#### WHAT TO PRODUCE
Write the records out again, precisely as they stand.

#### Records about charts and figures
-=-=-=-=-
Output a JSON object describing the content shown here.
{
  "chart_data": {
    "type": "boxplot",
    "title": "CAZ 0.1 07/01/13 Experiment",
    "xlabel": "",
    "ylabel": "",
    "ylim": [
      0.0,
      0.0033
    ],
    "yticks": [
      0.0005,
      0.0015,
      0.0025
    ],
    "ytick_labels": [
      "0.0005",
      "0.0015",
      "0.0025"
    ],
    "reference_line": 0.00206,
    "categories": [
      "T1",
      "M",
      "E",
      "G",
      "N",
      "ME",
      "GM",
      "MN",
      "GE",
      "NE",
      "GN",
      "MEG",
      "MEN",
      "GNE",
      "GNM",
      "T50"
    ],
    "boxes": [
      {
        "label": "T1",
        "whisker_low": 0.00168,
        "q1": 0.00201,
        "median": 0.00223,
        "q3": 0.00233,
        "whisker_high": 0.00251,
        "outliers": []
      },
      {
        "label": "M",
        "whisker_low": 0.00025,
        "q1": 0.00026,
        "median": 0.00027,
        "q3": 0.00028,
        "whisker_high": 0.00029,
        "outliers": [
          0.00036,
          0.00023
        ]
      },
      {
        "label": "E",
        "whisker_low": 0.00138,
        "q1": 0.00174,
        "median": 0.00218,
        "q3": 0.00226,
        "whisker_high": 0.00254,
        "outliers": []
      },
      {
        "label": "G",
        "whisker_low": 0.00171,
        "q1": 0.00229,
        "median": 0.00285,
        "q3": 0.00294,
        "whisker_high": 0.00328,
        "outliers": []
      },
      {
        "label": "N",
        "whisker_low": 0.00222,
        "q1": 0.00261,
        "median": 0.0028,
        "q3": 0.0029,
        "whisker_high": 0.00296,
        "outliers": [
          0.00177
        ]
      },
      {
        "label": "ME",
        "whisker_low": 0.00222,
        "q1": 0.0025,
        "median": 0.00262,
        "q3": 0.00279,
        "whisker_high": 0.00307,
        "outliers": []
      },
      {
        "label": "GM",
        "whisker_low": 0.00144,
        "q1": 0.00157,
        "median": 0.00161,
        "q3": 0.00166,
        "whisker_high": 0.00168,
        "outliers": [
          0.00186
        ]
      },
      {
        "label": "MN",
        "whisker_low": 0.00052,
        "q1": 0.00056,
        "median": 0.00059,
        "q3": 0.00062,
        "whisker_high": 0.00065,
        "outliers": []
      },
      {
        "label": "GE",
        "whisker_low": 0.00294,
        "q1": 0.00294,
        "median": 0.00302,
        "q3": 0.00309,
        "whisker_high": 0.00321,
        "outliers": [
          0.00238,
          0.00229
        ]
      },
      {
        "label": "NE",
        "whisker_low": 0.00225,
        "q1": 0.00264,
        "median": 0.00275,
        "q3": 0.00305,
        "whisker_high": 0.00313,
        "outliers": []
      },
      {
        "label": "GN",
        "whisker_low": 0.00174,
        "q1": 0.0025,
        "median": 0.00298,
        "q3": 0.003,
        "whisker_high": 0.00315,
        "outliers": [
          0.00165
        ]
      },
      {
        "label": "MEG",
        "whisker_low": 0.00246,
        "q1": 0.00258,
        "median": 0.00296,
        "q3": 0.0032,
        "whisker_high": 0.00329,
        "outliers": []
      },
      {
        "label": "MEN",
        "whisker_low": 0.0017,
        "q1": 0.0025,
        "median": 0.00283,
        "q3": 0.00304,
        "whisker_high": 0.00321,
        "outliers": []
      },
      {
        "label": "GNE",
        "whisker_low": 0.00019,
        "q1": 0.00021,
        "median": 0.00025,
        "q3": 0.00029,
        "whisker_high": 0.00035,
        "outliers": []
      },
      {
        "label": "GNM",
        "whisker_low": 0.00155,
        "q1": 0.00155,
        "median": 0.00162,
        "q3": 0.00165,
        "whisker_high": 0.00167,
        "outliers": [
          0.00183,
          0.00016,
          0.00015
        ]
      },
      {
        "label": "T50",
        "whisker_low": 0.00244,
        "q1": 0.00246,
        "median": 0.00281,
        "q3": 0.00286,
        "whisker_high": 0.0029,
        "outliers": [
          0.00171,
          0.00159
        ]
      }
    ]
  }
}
-=-=-=-=-
#### FULL SOLUTION
Output a JSON object describing the content shown here.
{
  "chart_data": {
    "type": "boxplot",
    "title": "CAZ 0.1 07/01/13 Experiment",
    "xlabel": "",
    "ylabel": "",
    "ylim": [
      0.0,
      0.0033
    ],
    "yticks": [
      0.0005,
      0.0015,
      0.0025
    ],
    "ytick_labels": [
      "0.0005",
      "0.0015",
      "0.0025"
    ],
    "reference_line": 0.00206,
    "categories": [
      "T1",
      "M",
      "E",
      "G",
      "N",
      "ME",
      "GM",
      "MN",
      "GE",
      "NE",
      "GN",
      "MEG",
      "MEN",
      "GNE",
      "GNM",
      "T50"
    ],
    "boxes": [
      {
        "label": "T1",
        "whisker_low": 0.00168,
        "q1": 0.00201,
        "median": 0.00223,
        "q3": 0.00233,
        "whisker_high": 0.00251,
        "outliers": []
      },
      {
        "label": "M",
        "whisker_low": 0.00025,
        "q1": 0.00026,
        "median": 0.00027,
        "q3": 0.00028,
        "whisker_high": 0.00029,
        "outliers": [
          0.00036,
          0.00023
        ]
      },
      {
        "label": "E",
        "whisker_low": 0.00138,
        "q1": 0.00174,
        "median": 0.00218,
        "q3": 0.00226,
        "whisker_high": 0.00254,
        "outliers": []
      },
      {
        "label": "G",
        "whisker_low": 0.00171,
        "q1": 0.00229,
        "median": 0.00285,
        "q3": 0.00294,
        "whisker_high": 0.00328,
        "outliers": []
      },
      {
        "label": "N",
        "whisker_low": 0.00222,
        "q1": 0.00261,
        "median": 0.0028,
        "q3": 0.0029,
        "whisker_high": 0.00296,
        "outliers": [
          0.00177
        ]
      },
      {
        "label": "ME",
        "whisker_low": 0.00222,
        "q1": 0.0025,
        "median": 0.00262,
        "q3": 0.00279,
        "whisker_high": 0.00307,
        "outliers": []
      },
      {
        "label": "GM",
        "whisker_low": 0.00144,
        "q1": 0.00157,
        "median": 0.00161,
        "q3": 0.00166,
        "whisker_high": 0.00168,
        "outliers": [
          0.00186
        ]
      },
      {
        "label": "MN",
        "whisker_low": 0.00052,
        "q1": 0.00056,
        "median": 0.00059,
        "q3": 0.00062,
        "whisker_high": 0.00065,
        "outliers": []
      },
      {
        "label": "GE",
        "whisker_low": 0.00294,
        "q1": 0.00294,
        "median": 0.00302,
        "q3": 0.00309,
        "whisker_high": 0.00321,
        "outliers": [
          0.00238,
          0.00229
        ]
      },
      {
        "label": "NE",
        "whisker_low": 0.00225,
        "q1": 0.00264,
        "median": 0.00275,
        "q3": 0.00305,
        "whisker_high": 0.00313,
        "outliers": []
      },
      {
        "label": "GN",
        "whisker_low": 0.00174,
        "q1": 0.0025,
        "median": 0.00298,
        "q3": 0.003,
        "whisker_high": 0.00315,
        "outliers": [
          0.00165
        ]
      },
      {
        "label": "MEG",
        "whisker_low": 0.00246,
        "q1": 0.00258,
        "median": 0.00296,
        "q3": 0.0032,
        "whisker_high": 0.00329,
        "outliers": []
      },
      {
        "label": "MEN",
        "whisker_low": 0.0017,
        "q1": 0.0025,
        "median": 0.00283,
        "q3": 0.00304,
        "whisker_high": 0.00321,
        "outliers": []
      },
      {
        "label": "GNE",
        "whisker_low": 0.00019,
        "q1": 0.00021,
        "median": 0.00025,
        "q3": 0.00029,
        "whisker_high": 0.00035,
        "outliers": []
      },
      {
        "label": "GNM",
        "whisker_low": 0.00155,
        "q1": 0.00155,
        "median": 0.00162,
        "q3": 0.00165,
        "whisker_high": 0.00167,
        "outliers": [
          0.00183,
          0.00016,
          0.00015
        ]
      },
      {
        "label": "T50",
        "whisker_low": 0.00244,
        "q1": 0.00246,
        "median": 0.00281,
        "q3": 0.00286,
        "whisker_high": 0.0029,
        "outliers": [
          0.00171,
          0.00159
        ]
      }
    ]
  }
}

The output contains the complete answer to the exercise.